WRITTEN PROBLEM: Copy out each line that has "Agile" in it.

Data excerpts
============

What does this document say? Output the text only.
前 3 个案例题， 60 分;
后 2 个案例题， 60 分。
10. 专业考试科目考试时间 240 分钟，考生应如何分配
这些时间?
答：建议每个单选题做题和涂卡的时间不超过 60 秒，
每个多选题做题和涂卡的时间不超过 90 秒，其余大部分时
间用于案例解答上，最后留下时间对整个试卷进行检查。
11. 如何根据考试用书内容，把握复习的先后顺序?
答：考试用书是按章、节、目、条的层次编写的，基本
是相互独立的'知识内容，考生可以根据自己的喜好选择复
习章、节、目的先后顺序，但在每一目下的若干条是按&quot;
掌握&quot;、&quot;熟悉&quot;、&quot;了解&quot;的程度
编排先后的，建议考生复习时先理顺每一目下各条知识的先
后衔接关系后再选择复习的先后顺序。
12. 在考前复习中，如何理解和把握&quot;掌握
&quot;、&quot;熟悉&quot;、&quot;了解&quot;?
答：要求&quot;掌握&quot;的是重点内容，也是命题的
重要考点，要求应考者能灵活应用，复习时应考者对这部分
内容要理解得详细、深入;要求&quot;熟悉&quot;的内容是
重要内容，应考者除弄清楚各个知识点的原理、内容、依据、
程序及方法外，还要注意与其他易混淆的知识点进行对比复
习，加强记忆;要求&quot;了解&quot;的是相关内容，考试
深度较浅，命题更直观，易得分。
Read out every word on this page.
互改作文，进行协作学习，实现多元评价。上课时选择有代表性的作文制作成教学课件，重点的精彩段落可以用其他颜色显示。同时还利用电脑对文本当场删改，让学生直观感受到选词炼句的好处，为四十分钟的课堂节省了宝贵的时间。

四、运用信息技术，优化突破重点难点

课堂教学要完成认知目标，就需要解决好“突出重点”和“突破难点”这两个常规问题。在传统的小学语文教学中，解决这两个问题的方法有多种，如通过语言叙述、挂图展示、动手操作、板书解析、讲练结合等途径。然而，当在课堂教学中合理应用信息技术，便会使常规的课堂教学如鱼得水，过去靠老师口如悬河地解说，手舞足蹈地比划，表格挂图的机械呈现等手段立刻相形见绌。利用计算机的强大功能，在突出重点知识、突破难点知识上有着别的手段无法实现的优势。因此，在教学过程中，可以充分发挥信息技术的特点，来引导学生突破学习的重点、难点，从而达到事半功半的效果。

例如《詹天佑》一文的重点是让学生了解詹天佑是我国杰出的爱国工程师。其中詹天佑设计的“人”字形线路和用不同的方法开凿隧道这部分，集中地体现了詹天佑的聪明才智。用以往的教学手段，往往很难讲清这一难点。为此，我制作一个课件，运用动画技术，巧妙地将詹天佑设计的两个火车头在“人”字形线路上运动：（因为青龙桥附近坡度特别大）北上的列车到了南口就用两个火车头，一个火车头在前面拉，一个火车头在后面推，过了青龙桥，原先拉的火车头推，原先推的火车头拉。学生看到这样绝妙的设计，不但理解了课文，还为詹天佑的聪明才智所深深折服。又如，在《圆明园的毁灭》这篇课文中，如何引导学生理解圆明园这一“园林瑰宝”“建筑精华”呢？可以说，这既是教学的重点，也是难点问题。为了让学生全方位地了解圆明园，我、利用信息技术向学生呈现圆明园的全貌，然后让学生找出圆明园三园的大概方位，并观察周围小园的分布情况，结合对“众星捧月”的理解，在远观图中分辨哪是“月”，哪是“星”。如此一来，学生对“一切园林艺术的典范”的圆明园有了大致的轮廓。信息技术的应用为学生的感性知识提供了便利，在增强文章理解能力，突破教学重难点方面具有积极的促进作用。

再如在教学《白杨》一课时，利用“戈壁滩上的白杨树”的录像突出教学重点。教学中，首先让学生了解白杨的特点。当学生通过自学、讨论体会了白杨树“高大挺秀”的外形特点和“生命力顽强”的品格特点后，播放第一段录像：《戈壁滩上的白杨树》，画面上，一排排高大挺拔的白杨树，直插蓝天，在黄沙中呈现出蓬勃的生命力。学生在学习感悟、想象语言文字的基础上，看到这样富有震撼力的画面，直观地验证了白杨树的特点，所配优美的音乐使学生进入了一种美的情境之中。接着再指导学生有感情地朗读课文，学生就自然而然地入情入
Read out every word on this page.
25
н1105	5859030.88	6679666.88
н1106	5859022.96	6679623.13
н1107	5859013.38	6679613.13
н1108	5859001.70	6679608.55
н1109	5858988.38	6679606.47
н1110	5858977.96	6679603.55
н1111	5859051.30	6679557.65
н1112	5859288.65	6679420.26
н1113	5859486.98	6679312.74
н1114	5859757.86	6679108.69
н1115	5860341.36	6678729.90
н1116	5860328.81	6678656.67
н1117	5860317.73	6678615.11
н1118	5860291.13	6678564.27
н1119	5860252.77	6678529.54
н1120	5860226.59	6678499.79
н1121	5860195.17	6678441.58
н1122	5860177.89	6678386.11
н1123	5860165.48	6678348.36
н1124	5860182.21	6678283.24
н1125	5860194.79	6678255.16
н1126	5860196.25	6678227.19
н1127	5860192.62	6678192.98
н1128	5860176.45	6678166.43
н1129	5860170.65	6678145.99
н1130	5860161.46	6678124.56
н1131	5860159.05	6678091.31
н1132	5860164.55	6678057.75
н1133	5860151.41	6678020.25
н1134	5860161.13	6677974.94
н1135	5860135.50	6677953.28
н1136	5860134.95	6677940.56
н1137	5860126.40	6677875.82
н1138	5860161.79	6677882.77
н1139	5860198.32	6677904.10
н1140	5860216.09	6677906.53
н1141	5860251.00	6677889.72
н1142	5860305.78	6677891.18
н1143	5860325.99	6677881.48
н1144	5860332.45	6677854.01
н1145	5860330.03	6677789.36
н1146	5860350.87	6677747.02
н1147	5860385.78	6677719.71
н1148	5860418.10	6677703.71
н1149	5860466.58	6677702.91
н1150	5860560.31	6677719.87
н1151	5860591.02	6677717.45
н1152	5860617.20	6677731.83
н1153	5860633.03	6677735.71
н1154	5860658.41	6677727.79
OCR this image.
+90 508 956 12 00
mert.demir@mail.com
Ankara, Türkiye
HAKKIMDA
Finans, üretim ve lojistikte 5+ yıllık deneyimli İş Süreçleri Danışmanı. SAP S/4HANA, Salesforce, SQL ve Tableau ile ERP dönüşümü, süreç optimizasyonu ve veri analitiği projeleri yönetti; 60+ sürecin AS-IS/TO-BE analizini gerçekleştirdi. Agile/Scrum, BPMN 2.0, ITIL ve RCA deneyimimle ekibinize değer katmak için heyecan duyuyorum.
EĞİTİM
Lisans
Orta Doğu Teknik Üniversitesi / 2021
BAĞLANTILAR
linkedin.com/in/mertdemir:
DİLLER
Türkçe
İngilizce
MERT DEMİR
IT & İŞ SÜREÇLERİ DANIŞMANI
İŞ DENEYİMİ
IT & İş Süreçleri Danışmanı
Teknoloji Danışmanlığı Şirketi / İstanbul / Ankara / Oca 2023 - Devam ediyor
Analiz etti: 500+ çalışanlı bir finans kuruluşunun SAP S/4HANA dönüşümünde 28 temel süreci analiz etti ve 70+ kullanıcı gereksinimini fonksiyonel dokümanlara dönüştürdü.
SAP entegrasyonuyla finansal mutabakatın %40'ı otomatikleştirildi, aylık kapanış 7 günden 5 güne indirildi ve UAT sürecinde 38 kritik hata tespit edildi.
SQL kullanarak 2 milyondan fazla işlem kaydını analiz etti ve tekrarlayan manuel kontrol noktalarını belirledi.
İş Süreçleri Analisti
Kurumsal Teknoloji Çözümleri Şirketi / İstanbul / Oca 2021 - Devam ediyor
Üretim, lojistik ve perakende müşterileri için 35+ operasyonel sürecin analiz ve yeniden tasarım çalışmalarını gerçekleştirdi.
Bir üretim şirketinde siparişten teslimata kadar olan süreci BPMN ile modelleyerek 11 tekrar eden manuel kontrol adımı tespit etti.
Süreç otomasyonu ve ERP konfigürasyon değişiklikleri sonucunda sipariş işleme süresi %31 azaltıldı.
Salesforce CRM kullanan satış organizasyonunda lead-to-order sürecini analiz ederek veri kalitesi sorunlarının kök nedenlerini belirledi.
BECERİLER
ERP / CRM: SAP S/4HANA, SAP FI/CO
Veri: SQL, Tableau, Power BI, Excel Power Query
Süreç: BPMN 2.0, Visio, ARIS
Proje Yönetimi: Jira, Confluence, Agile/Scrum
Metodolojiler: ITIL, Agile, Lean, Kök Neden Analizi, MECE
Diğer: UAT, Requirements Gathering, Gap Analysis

============

OUTPUT BELOW:
Finans, üretim ve lojistikte 5+ yıllık deneyimli İş Süreçleri Danışmanı. SAP S/4HANA, Salesforce, SQL ve Tableau ile ERP dönüşümü, süreç optimizasyonu ve veri analitiği projeleri yönetti; 60+ sürecin AS-IS/TO-BE analizini gerçekleştirdi. Agile/Scrum, BPMN 2.0, ITIL ve RCA deneyimimle ekibinize değer katmak için heyecan duyuyorum.
Proje Yönetimi: Jira, Confluence, Agile/Scrum
Metodolojiler: ITIL, Agile, Lean, Kök Neden Analizi, MECE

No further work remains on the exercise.